## Work instructions
The entries below are to be repeated exactly as they stand.

## Data for processing
>>>>

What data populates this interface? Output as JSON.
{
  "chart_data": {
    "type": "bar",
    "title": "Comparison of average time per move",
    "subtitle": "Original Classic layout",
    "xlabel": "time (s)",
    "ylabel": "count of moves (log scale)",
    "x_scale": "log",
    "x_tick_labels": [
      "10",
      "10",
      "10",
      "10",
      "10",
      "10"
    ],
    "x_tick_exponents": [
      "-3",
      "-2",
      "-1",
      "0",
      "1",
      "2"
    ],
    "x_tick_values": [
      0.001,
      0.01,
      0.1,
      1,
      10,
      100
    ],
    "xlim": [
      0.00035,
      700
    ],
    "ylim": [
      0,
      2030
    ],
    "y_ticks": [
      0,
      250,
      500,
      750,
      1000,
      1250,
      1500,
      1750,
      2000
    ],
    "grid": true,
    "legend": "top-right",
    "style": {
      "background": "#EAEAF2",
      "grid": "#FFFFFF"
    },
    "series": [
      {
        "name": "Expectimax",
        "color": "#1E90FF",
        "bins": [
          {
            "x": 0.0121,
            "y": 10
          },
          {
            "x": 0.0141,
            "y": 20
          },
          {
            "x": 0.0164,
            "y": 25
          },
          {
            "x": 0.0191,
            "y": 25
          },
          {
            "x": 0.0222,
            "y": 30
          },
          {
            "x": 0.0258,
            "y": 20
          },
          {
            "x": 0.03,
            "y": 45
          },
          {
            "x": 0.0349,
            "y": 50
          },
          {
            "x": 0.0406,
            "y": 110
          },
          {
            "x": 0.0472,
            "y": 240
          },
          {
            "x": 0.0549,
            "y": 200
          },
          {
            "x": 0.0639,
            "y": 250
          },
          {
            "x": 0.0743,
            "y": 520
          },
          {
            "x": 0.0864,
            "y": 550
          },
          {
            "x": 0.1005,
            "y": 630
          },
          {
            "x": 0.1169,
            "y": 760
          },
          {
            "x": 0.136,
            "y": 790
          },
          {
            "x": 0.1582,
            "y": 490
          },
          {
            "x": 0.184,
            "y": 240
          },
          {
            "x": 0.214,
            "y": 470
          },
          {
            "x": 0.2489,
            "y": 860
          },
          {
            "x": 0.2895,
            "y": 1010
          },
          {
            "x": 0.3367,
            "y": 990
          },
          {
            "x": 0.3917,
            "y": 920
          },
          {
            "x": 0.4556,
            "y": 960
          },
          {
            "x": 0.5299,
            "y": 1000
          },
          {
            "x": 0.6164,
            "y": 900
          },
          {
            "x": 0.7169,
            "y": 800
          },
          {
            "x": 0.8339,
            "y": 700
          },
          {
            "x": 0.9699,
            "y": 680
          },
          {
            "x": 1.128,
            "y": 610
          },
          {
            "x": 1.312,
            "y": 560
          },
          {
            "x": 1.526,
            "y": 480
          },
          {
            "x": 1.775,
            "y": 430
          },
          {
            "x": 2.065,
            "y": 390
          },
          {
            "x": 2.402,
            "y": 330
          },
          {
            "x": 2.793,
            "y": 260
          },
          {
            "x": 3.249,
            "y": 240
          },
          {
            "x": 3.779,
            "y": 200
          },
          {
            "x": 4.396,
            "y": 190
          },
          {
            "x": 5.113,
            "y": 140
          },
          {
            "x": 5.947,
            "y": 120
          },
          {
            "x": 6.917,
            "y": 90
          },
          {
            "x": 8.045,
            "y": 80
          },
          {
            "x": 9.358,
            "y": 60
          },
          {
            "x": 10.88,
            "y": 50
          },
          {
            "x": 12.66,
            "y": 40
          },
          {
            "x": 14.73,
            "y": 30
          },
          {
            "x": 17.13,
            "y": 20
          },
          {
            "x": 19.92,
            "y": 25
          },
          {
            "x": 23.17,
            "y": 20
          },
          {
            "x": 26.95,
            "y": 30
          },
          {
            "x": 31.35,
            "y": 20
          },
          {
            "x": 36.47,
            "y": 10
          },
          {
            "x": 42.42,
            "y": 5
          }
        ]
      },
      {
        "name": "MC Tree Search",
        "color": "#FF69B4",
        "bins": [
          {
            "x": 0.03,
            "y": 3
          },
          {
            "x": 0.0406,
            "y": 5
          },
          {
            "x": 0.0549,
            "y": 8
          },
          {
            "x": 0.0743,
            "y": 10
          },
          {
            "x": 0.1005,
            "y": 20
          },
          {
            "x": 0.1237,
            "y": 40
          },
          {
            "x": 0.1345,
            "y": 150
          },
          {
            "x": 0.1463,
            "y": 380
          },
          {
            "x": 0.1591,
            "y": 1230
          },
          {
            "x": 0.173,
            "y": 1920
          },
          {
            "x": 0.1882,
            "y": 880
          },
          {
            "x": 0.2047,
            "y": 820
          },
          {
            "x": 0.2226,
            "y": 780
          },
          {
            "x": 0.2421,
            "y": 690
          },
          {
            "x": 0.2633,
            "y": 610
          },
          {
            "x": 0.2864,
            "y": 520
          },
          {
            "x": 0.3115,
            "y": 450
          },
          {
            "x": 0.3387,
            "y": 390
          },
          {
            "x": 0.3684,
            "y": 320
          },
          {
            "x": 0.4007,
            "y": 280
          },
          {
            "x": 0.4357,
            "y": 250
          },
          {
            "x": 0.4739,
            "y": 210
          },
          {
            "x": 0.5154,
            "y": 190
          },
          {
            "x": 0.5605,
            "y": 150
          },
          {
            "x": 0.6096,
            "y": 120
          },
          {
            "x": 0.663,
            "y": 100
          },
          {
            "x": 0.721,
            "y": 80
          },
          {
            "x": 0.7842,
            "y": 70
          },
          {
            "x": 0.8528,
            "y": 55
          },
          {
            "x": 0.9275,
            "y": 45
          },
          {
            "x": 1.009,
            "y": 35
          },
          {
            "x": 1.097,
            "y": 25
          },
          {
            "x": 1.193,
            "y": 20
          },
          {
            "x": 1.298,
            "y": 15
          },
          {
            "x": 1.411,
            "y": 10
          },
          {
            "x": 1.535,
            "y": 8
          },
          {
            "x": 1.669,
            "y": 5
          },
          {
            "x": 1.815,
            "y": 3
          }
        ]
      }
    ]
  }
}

<<<<

## Solution
What data populates this interface? Output as JSON.
{
  "chart_data": {
    "type": "bar",
    "title": "Comparison of average time per move",
    "subtitle": "Original Classic layout",
    "xlabel": "time (s)",
    "ylabel": "count of moves (log scale)",
    "x_scale": "log",
    "x_tick_labels": [
      "10",
      "10",
      "10",
      "10",
      "10",
      "10"
    ],
    "x_tick_exponents": [
      "-3",
      "-2",
      "-1",
      "0",
      "1",
      "2"
    ],
    "x_tick_values": [
      0.001,
      0.01,
      0.1,
      1,
      10,
      100
    ],
    "xlim": [
      0.00035,
      700
    ],
    "ylim": [
      0,
      2030
    ],
    "y_ticks": [
      0,
      250,
      500,
      750,
      1000,
      1250,
      1500,
      1750,
      2000
    ],
    "grid": true,
    "legend": "top-right",
    "style": {
      "background": "#EAEAF2",
      "grid": "#FFFFFF"
    },
    "series": [
      {
        "name": "Expectimax",
        "color": "#1E90FF",
        "bins": [
          {
            "x": 0.0121,
            "y": 10
          },
          {
            "x": 0.0141,
            "y": 20
          },
          {
            "x": 0.0164,
            "y": 25
          },
          {
            "x": 0.0191,
            "y": 25
          },
          {
            "x": 0.0222,
            "y": 30
          },
          {
            "x": 0.0258,
            "y": 20
          },
          {
            "x": 0.03,
            "y": 45
          },
          {
            "x": 0.0349,
            "y": 50
          },
          {
            "x": 0.0406,
            "y": 110
          },
          {
            "x": 0.0472,
            "y": 240
          },
          {
            "x": 0.0549,
            "y": 200
          },
          {
            "x": 0.0639,
            "y": 250
          },
          {
            "x": 0.0743,
            "y": 520
          },
          {
            "x": 0.0864,
            "y": 550
          },
          {
            "x": 0.1005,
            "y": 630
          },
          {
            "x": 0.1169,
            "y": 760
          },
          {
            "x": 0.136,
            "y": 790
          },
          {
            "x": 0.1582,
            "y": 490
          },
          {
            "x": 0.184,
            "y": 240
          },
          {
            "x": 0.214,
            "y": 470
          },
          {
            "x": 0.2489,
            "y": 860
          },
          {
            "x": 0.2895,
            "y": 1010
          },
          {
            "x": 0.3367,
            "y": 990
          },
          {
            "x": 0.3917,
            "y": 920
          },
          {
            "x": 0.4556,
            "y": 960
          },
          {
            "x": 0.5299,
            "y": 1000
          },
          {
            "x": 0.6164,
            "y": 900
          },
          {
            "x": 0.7169,
            "y": 800
          },
          {
            "x": 0.8339,
            "y": 700
          },
          {
            "x": 0.9699,
            "y": 680
          },
          {
            "x": 1.128,
            "y": 610
          },
          {
            "x": 1.312,
            "y": 560
          },
          {
            "x": 1.526,
            "y": 480
          },
          {
            "x": 1.775,
            "y": 430
          },
          {
            "x": 2.065,
            "y": 390
          },
          {
            "x": 2.402,
            "y": 330
          },
          {
            "x": 2.793,
            "y": 260
          },
          {
            "x": 3.249,
            "y": 240
          },
          {
            "x": 3.779,
            "y": 200
          },
          {
            "x": 4.396,
            "y": 190
          },
          {
            "x": 5.113,
            "y": 140
          },
          {
            "x": 5.947,
            "y": 120
          },
          {
            "x": 6.917,
            "y": 90
          },
          {
            "x": 8.045,
            "y": 80
          },
          {
            "x": 9.358,
            "y": 60
          },
          {
            "x": 10.88,
            "y": 50
          },
          {
            "x": 12.66,
            "y": 40
          },
          {
            "x": 14.73,
            "y": 30
          },
          {
            "x": 17.13,
            "y": 20
          },
          {
            "x": 19.92,
            "y": 25
          },
          {
            "x": 23.17,
            "y": 20
          },
          {
            "x": 26.95,
            "y": 30
          },
          {
            "x": 31.35,
            "y": 20
          },
          {
            "x": 36.47,
            "y": 10
          },
          {
            "x": 42.42,
            "y": 5
          }
        ]
      },
      {
        "name": "MC Tree Search",
        "color": "#FF69B4",
        "bins": [
          {
            "x": 0.03,
            "y": 3
          },
          {
            "x": 0.0406,
            "y": 5
          },
          {
            "x": 0.0549,
            "y": 8
          },
          {
            "x": 0.0743,
            "y": 10
          },
          {
            "x": 0.1005,
            "y": 20
          },
          {
            "x": 0.1237,
            "y": 40
          },
          {
            "x": 0.1345,
            "y": 150
          },
          {
            "x": 0.1463,
            "y": 380
          },
          {
            "x": 0.1591,
            "y": 1230
          },
          {
            "x": 0.173,
            "y": 1920
          },
          {
            "x": 0.1882,
            "y": 880
          },
          {
            "x": 0.2047,
            "y": 820
          },
          {
            "x": 0.2226,
            "y": 780
          },
          {
            "x": 0.2421,
            "y": 690
          },
          {
            "x": 0.2633,
            "y": 610
          },
          {
            "x": 0.2864,
            "y": 520
          },
          {
            "x": 0.3115,
            "y": 450
          },
          {
            "x": 0.3387,
            "y": 390
          },
          {
            "x": 0.3684,
            "y": 320
          },
          {
            "x": 0.4007,
            "y": 280
          },
          {
            "x": 0.4357,
            "y": 250
          },
          {
            "x": 0.4739,
            "y": 210
          },
          {
            "x": 0.5154,
            "y": 190
          },
          {
            "x": 0.5605,
            "y": 150
          },
          {
            "x": 0.6096,
            "y": 120
          },
          {
            "x": 0.663,
            "y": 100
          },
          {
            "x": 0.721,
            "y": 80
          },
          {
            "x": 0.7842,
            "y": 70
          },
          {
            "x": 0.8528,
            "y": 55
          },
          {
            "x": 0.9275,
            "y": 45
          },
          {
            "x": 1.009,
            "y": 35
          },
          {
            "x": 1.097,
            "y": 25
          },
          {
            "x": 1.193,
            "y": 20
          },
          {
            "x": 1.298,
            "y": 15
          },
          {
            "x": 1.411,
            "y": 10
          },
          {
            "x": 1.535,
            "y": 8
          },
          {
            "x": 1.669,
            "y": 5
          },
          {
            "x": 1.815,
            "y": 3
          }
        ]
      }
    ]
  }
}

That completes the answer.